**GIVEN INSTRUCTION**. Pictures should be excluded; otherwise, copy every entry exactly.

╭─ EXERCISE MATERIALS

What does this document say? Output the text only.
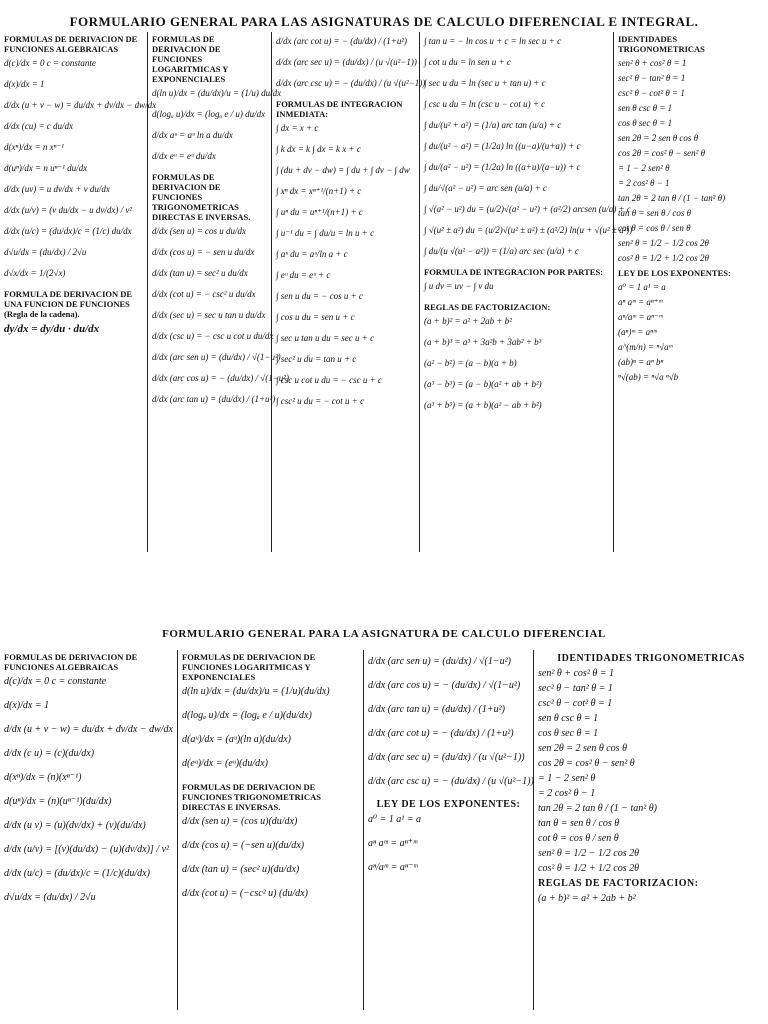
FORMULARIO GENERAL PARA LAS ASIGNATURAS DE CALCULO DIFERENCIAL E INTEGRAL.
FORMULAS DE DERIVACION DE FUNCIONES ALGEBRAICAS
d(c)/dx = 0 c = constante
d(x)/dx = 1
d/dx (u + v − w) = du/dx + dv/dx − dw/dx
d/dx (cu) = c du/dx
d(xⁿ)/dx = n xⁿ⁻¹
d(uⁿ)/dx = n uⁿ⁻¹ du/dx
d/dx (uv) = u dv/dx + v du/dx
d/dx (u/v) = (v du/dx − u dv/dx) / v²
d/dx (u/c) = (du/dx)/c = (1/c) du/dx
d√u/dx = (du/dx) / 2√u
d√x/dx = 1/(2√x)
FORMULA DE DERIVACION DE UNA FUNCION DE FUNCIONES (Regla de la cadena).
dy/dx = dy/du · du/dx
FORMULAS DE DERIVACION DE FUNCIONES LOGARITMICAS Y EXPONENCIALES
d(ln u)/dx = (du/dx)/u = (1/u) du/dx
d(logₐ u)/dx = (logₐ e / u) du/dx
d/dx aᵘ = aᵘ ln a du/dx
d/dx eᵘ = eᵘ du/dx
FORMULAS DE DERIVACION DE FUNCIONES TRIGONOMETRICAS DIRECTAS E INVERSAS.
d/dx (sen u) = cos u du/dx
d/dx (cos u) = − sen u du/dx
d/dx (tan u) = sec² u du/dx
d/dx (cot u) = − csc² u du/dx
d/dx (sec u) = sec u tan u du/dx
d/dx (csc u) = − csc u cot u du/dx
d/dx (arc sen u) = (du/dx) / √(1−u²)
d/dx (arc cos u) = − (du/dx) / √(1−u²)
d/dx (arc tan u) = (du/dx) / (1+u²)
d/dx (arc cot u) = − (du/dx) / (1+u²)
d/dx (arc sec u) = (du/dx) / (u √(u²−1))
d/dx (arc csc u) = − (du/dx) / (u √(u²−1))
FORMULAS DE INTEGRACION INMEDIATA:
∫ dx = x + c
∫ k dx = k ∫ dx = k x + c
∫ (du + dv − dw) = ∫ du + ∫ dv − ∫ dw
∫ xⁿ dx = xⁿ⁺¹/(n+1) + c
∫ uⁿ du = uⁿ⁺¹/(n+1) + c
∫ u⁻¹ du = ∫ du/u = ln u + c
∫ aᵘ du = aᵘ/ln a + c
∫ eᵘ du = eᵘ + c
∫ sen u du = − cos u + c
∫ cos u du = sen u + c
∫ sec u tan u du = sec u + c
∫ sec² u du = tan u + c
∫ csc u cot u du = − csc u + c
∫ csc² u du = − cot u + c
∫ tan u = − ln cos u + c = ln sec u + c
∫ cot u du = ln sen u + c
∫ sec u du = ln (sec u + tan u) + c
∫ csc u du = ln (csc u − cot u) + c
∫ du/(u² + a²) = (1/a) arc tan (u/a) + c
∫ du/(u² − a²) = (1/2a) ln ((u−a)/(u+a)) + c
∫ du/(a² − u²) = (1/2a) ln ((a+u)/(a−u)) + c
∫ du/√(a² − u²) = arc sen (u/a) + c
∫ √(a² − u²) du = (u/2)√(a² − u²) + (a²/2) arcsen (u/a) + c
∫ √(u² ± a²) du = (u/2)√(u² ± a²) ± (a²/2) ln(u + √(u² ± a²))
∫ du/(u √(u² − a²)) = (1/a) arc sec (u/a) + c
FORMULA DE INTEGRACION POR PARTES:
∫ u dv = uv − ∫ v du
REGLAS DE FACTORIZACION:
(a + b)² = a² + 2ab + b²
(a + b)³ = a³ + 3a²b + 3ab² + b³
(a² − b²) = (a − b)(a + b)
(a³ − b³) = (a − b)(a² + ab + b²)
(a³ + b³) = (a + b)(a² − ab + b²)
IDENTIDADES TRIGONOMETRICAS
sen² θ + cos² θ = 1
sec² θ − tan² θ = 1
csc² θ − cot² θ = 1
sen θ csc θ = 1
cos θ sec θ = 1
sen 2θ = 2 sen θ cos θ
cos 2θ = cos² θ − sen² θ
= 1 − 2 sen² θ
= 2 cos² θ − 1
tan 2θ = 2 tan θ / (1 − tan² θ)
tan θ = sen θ / cos θ
cot θ = cos θ / sen θ
sen² θ = 1/2 − 1/2 cos 2θ
cos² θ = 1/2 + 1/2 cos 2θ
LEY DE LOS EXPONENTES:
a⁰ = 1 a¹ = a
aⁿ aᵐ = aⁿ⁺ᵐ
aⁿ/aᵐ = aⁿ⁻ᵐ
(aⁿ)ᵐ = aⁿᵐ
a^(m/n) = ⁿ√aᵐ
(ab)ⁿ = aⁿ bⁿ
ⁿ√(ab) = ⁿ√a ⁿ√b
FORMULARIO GENERAL PARA LA ASIGNATURA DE CALCULO DIFERENCIAL
FORMULAS DE DERIVACION DE FUNCIONES ALGEBRAICAS
d(c)/dx = 0 c = constante
d(x)/dx = 1
d/dx (u + v − w) = du/dx + dv/dx − dw/dx
d/dx (c u) = (c)(du/dx)
d(xⁿ)/dx = (n)(xⁿ⁻¹)
d(uⁿ)/dx = (n)(uⁿ⁻¹)(du/dx)
d/dx (u v) = (u)(dv/dx) + (v)(du/dx)
d/dx (u/v) = [(v)(du/dx) − (u)(dv/dx)] / v²
d/dx (u/c) = (du/dx)/c = (1/c)(du/dx)
d√u/dx = (du/dx) / 2√u
FORMULAS DE DERIVACION DE FUNCIONES LOGARITMICAS Y EXPONENCIALES
d(ln u)/dx = (du/dx)/u = (1/u)(du/dx)
d(logₐ u)/dx = (logₐ e / u)(du/dx)
d(aᵘ)/dx = (aᵘ)(ln a)(du/dx)
d(eᵘ)/dx = (eᵘ)(du/dx)
FORMULAS DE DERIVACION DE FUNCIONES TRIGONOMETRICAS DIRECTAS E INVERSAS.
d/dx (sen u) = (cos u)(du/dx)
d/dx (cos u) = (−sen u)(du/dx)
d/dx (tan u) = (sec² u)(du/dx)
d/dx (cot u) = (−csc² u) (du/dx)
d/dx (arc sen u) = (du/dx) / √(1−u²)
d/dx (arc cos u) = − (du/dx) / √(1−u²)
d/dx (arc tan u) = (du/dx) / (1+u²)
d/dx (arc cot u) = − (du/dx) / (1+u²)
d/dx (arc sec u) = (du/dx) / (u √(u²−1))
d/dx (arc csc u) = − (du/dx) / (u √(u²−1))
LEY DE LOS EXPONENTES:
a⁰ = 1 a¹ = a
aⁿ aᵐ = aⁿ⁺ᵐ
aⁿ/aᵐ = aⁿ⁻ᵐ
IDENTIDADES TRIGONOMETRICAS
sen² θ + cos² θ = 1
sec² θ − tan² θ = 1
csc² θ − cot² θ = 1
sen θ csc θ = 1
cos θ sec θ = 1
sen 2θ = 2 sen θ cos θ
cos 2θ = cos² θ − sen² θ
= 1 − 2 sen² θ
= 2 cos² θ − 1
tan 2θ = 2 tan θ / (1 − tan² θ)
tan θ = sen θ / cos θ
cot θ = cos θ / sen θ
sen² θ = 1/2 − 1/2 cos 2θ
cos² θ = 1/2 + 1/2 cos 2θ
REGLAS DE FACTORIZACION:
(a + b)² = a² + 2ab + b²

╰─

**OUTPUT FOR THIS EXERCISE**.
What does this document say? Output the text only.
FORMULARIO GENERAL PARA LAS ASIGNATURAS DE CALCULO DIFERENCIAL E INTEGRAL.
FORMULAS DE DERIVACION DE FUNCIONES ALGEBRAICAS
d(c)/dx = 0 c = constante
d(x)/dx = 1
d/dx (u + v − w) = du/dx + dv/dx − dw/dx
d/dx (cu) = c du/dx
d(xⁿ)/dx = n xⁿ⁻¹
d(uⁿ)/dx = n uⁿ⁻¹ du/dx
d/dx (uv) = u dv/dx + v du/dx
d/dx (u/v) = (v du/dx − u dv/dx) / v²
d/dx (u/c) = (du/dx)/c = (1/c) du/dx
d√u/dx = (du/dx) / 2√u
d√x/dx = 1/(2√x)
FORMULA DE DERIVACION DE UNA FUNCION DE FUNCIONES (Regla de la cadena).
dy/dx = dy/du · du/dx
FORMULAS DE DERIVACION DE FUNCIONES LOGARITMICAS Y EXPONENCIALES
d(ln u)/dx = (du/dx)/u = (1/u) du/dx
d(logₐ u)/dx = (logₐ e / u) du/dx
d/dx aᵘ = aᵘ ln a du/dx
d/dx eᵘ = eᵘ du/dx
FORMULAS DE DERIVACION DE FUNCIONES TRIGONOMETRICAS DIRECTAS E INVERSAS.
d/dx (sen u) = cos u du/dx
d/dx (cos u) = − sen u du/dx
d/dx (tan u) = sec² u du/dx
d/dx (cot u) = − csc² u du/dx
d/dx (sec u) = sec u tan u du/dx
d/dx (csc u) = − csc u cot u du/dx
d/dx (arc sen u) = (du/dx) / √(1−u²)
d/dx (arc cos u) = − (du/dx) / √(1−u²)
d/dx (arc tan u) = (du/dx) / (1+u²)
d/dx (arc cot u) = − (du/dx) / (1+u²)
d/dx (arc sec u) = (du/dx) / (u √(u²−1))
d/dx (arc csc u) = − (du/dx) / (u √(u²−1))
FORMULAS DE INTEGRACION INMEDIATA:
∫ dx = x + c
∫ k dx = k ∫ dx = k x + c
∫ (du + dv − dw) = ∫ du + ∫ dv − ∫ dw
∫ xⁿ dx = xⁿ⁺¹/(n+1) + c
∫ uⁿ du = uⁿ⁺¹/(n+1) + c
∫ u⁻¹ du = ∫ du/u = ln u + c
∫ aᵘ du = aᵘ/ln a + c
∫ eᵘ du = eᵘ + c
∫ sen u du = − cos u + c
∫ cos u du = sen u + c
∫ sec u tan u du = sec u + c
∫ sec² u du = tan u + c
∫ csc u cot u du = − csc u + c
∫ csc² u du = − cot u + c
∫ tan u = − ln cos u + c = ln sec u + c
∫ cot u du = ln sen u + c
∫ sec u du = ln (sec u + tan u) + c
∫ csc u du = ln (csc u − cot u) + c
∫ du/(u² + a²) = (1/a) arc tan (u/a) + c
∫ du/(u² − a²) = (1/2a) ln ((u−a)/(u+a)) + c
∫ du/(a² − u²) = (1/2a) ln ((a+u)/(a−u)) + c
∫ du/√(a² − u²) = arc sen (u/a) + c
∫ √(a² − u²) du = (u/2)√(a² − u²) + (a²/2) arcsen (u/a) + c
∫ √(u² ± a²) du = (u/2)√(u² ± a²) ± (a²/2) ln(u + √(u² ± a²))
∫ du/(u √(u² − a²)) = (1/a) arc sec (u/a) + c
FORMULA DE INTEGRACION POR PARTES:
∫ u dv = uv − ∫ v du
REGLAS DE FACTORIZACION:
(a + b)² = a² + 2ab + b²
(a + b)³ = a³ + 3a²b + 3ab² + b³
(a² − b²) = (a − b)(a + b)
(a³ − b³) = (a − b)(a² + ab + b²)
(a³ + b³) = (a + b)(a² − ab + b²)
IDENTIDADES TRIGONOMETRICAS
sen² θ + cos² θ = 1
sec² θ − tan² θ = 1
csc² θ − cot² θ = 1
sen θ csc θ = 1
cos θ sec θ = 1
sen 2θ = 2 sen θ cos θ
cos 2θ = cos² θ − sen² θ
= 1 − 2 sen² θ
= 2 cos² θ − 1
tan 2θ = 2 tan θ / (1 − tan² θ)
tan θ = sen θ / cos θ
cot θ = cos θ / sen θ
sen² θ = 1/2 − 1/2 cos 2θ
cos² θ = 1/2 + 1/2 cos 2θ
LEY DE LOS EXPONENTES:
a⁰ = 1 a¹ = a
aⁿ aᵐ = aⁿ⁺ᵐ
aⁿ/aᵐ = aⁿ⁻ᵐ
(aⁿ)ᵐ = aⁿᵐ
a^(m/n) = ⁿ√aᵐ
(ab)ⁿ = aⁿ bⁿ
ⁿ√(ab) = ⁿ√a ⁿ√b
FORMULARIO GENERAL PARA LA ASIGNATURA DE CALCULO DIFERENCIAL
FORMULAS DE DERIVACION DE FUNCIONES ALGEBRAICAS
d(c)/dx = 0 c = constante
d(x)/dx = 1
d/dx (u + v − w) = du/dx + dv/dx − dw/dx
d/dx (c u) = (c)(du/dx)
d(xⁿ)/dx = (n)(xⁿ⁻¹)
d(uⁿ)/dx = (n)(uⁿ⁻¹)(du/dx)
d/dx (u v) = (u)(dv/dx) + (v)(du/dx)
d/dx (u/v) = [(v)(du/dx) − (u)(dv/dx)] / v²
d/dx (u/c) = (du/dx)/c = (1/c)(du/dx)
d√u/dx = (du/dx) / 2√u
FORMULAS DE DERIVACION DE FUNCIONES LOGARITMICAS Y EXPONENCIALES
d(ln u)/dx = (du/dx)/u = (1/u)(du/dx)
d(logₐ u)/dx = (logₐ e / u)(du/dx)
d(aᵘ)/dx = (aᵘ)(ln a)(du/dx)
d(eᵘ)/dx = (eᵘ)(du/dx)
FORMULAS DE DERIVACION DE FUNCIONES TRIGONOMETRICAS DIRECTAS E INVERSAS.
d/dx (sen u) = (cos u)(du/dx)
d/dx (cos u) = (−sen u)(du/dx)
d/dx (tan u) = (sec² u)(du/dx)
d/dx (cot u) = (−csc² u) (du/dx)
d/dx (arc sen u) = (du/dx) / √(1−u²)
d/dx (arc cos u) = − (du/dx) / √(1−u²)
d/dx (arc tan u) = (du/dx) / (1+u²)
d/dx (arc cot u) = − (du/dx) / (1+u²)
d/dx (arc sec u) = (du/dx) / (u √(u²−1))
d/dx (arc csc u) = − (du/dx) / (u √(u²−1))
LEY DE LOS EXPONENTES:
a⁰ = 1 a¹ = a
aⁿ aᵐ = aⁿ⁺ᵐ
aⁿ/aᵐ = aⁿ⁻ᵐ
IDENTIDADES TRIGONOMETRICAS
sen² θ + cos² θ = 1
sec² θ − tan² θ = 1
csc² θ − cot² θ = 1
sen θ csc θ = 1
cos θ sec θ = 1
sen 2θ = 2 sen θ cos θ
cos 2θ = cos² θ − sen² θ
= 1 − 2 sen² θ
= 2 cos² θ − 1
tan 2θ = 2 tan θ / (1 − tan² θ)
tan θ = sen θ / cos θ
cot θ = cos θ / sen θ
sen² θ = 1/2 − 1/2 cos 2θ
cos² θ = 1/2 + 1/2 cos 2θ
REGLAS DE FACTORIZACION:
(a + b)² = a² + 2ab + b²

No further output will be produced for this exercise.